### Recorded data
+ + + + +

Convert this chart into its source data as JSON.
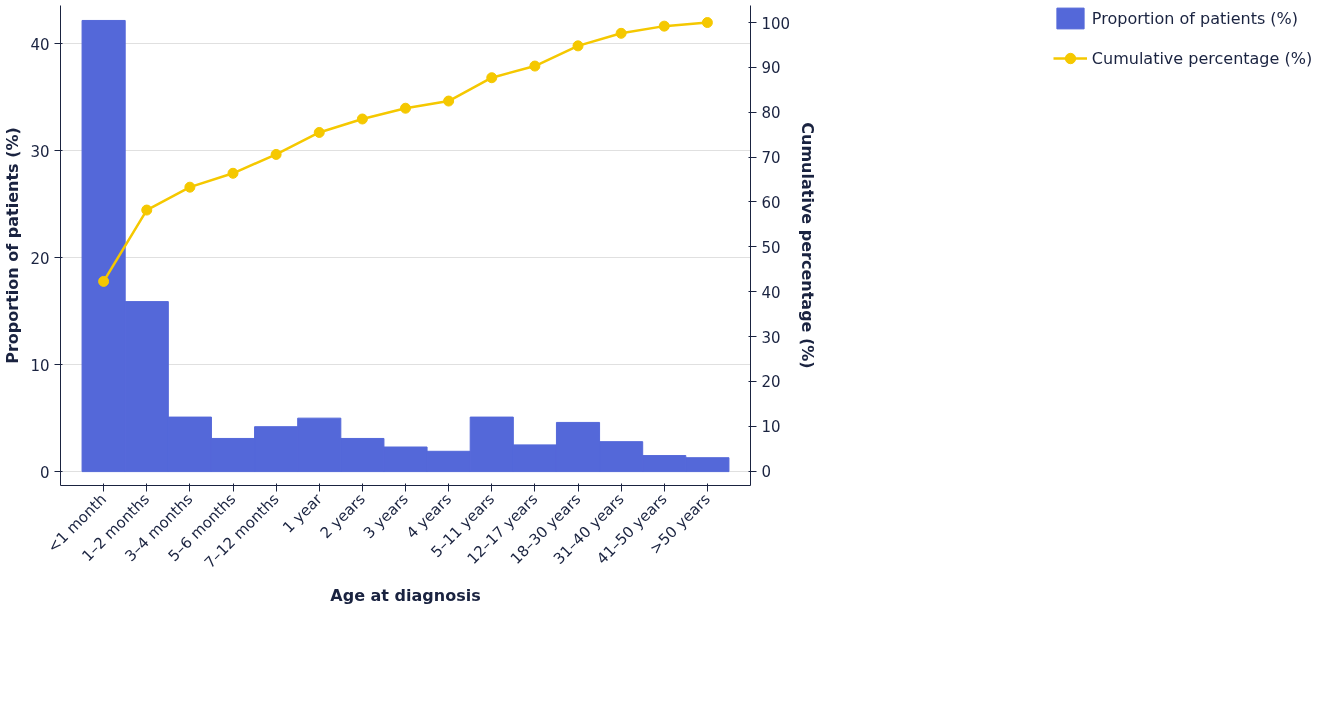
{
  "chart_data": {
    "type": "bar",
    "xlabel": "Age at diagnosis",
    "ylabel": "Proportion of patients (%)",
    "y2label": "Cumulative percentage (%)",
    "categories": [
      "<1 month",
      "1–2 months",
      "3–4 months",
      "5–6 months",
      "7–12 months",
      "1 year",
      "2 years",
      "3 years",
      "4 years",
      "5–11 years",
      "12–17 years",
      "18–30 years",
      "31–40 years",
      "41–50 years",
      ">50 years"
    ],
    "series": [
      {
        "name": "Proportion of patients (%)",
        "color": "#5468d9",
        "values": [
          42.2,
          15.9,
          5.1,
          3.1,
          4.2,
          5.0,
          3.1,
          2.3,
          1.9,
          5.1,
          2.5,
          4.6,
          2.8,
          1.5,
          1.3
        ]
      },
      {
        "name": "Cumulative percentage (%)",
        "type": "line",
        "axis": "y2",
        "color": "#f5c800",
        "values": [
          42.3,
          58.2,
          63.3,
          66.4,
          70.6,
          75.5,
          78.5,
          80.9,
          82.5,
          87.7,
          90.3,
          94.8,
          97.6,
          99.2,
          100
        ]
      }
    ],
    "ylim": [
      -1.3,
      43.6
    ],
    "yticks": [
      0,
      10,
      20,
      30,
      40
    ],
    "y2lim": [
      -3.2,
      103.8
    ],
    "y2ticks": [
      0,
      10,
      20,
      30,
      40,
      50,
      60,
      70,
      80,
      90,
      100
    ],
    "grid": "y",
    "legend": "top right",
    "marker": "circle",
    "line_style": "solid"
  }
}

+ + + + +

Check each line of the records above for "years", and copy those that have it.

      "2 years",
      "3 years",
      "4 years",
      "5–11 years",
      "12–17 years",
      "18–30 years",
      "31–40 years",
      "41–50 years",
      ">50 years"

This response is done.